Saved entries:
==*==
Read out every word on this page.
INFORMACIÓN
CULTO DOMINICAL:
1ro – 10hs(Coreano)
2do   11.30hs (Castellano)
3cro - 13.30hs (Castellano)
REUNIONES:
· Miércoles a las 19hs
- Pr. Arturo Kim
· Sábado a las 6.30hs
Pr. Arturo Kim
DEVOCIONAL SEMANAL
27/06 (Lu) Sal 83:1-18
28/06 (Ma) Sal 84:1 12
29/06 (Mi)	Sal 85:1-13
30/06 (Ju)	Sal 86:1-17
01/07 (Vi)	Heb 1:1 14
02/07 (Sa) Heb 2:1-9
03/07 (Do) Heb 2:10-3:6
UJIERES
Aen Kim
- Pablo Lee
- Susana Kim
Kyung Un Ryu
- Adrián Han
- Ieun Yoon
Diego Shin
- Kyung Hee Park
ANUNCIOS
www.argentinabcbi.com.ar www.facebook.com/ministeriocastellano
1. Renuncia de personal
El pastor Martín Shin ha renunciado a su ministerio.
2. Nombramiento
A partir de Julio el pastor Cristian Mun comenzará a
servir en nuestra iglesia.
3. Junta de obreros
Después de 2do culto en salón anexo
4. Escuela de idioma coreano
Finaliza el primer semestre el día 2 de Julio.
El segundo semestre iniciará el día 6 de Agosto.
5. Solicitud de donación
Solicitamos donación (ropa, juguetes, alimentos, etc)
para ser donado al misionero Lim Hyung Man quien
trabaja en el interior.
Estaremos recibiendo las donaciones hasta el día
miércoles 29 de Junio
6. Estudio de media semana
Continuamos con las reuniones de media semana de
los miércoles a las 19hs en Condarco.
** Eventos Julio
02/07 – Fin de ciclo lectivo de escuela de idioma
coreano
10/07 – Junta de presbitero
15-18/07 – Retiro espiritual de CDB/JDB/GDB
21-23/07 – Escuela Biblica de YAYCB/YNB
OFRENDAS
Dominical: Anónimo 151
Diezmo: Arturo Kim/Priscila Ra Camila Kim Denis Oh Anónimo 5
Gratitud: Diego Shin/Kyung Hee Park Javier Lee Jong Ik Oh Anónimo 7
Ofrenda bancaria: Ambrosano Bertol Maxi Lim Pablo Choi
==*==
### Task goal
Give the count of lines that hold the word "Park", with nothing added.

### Solved problem
2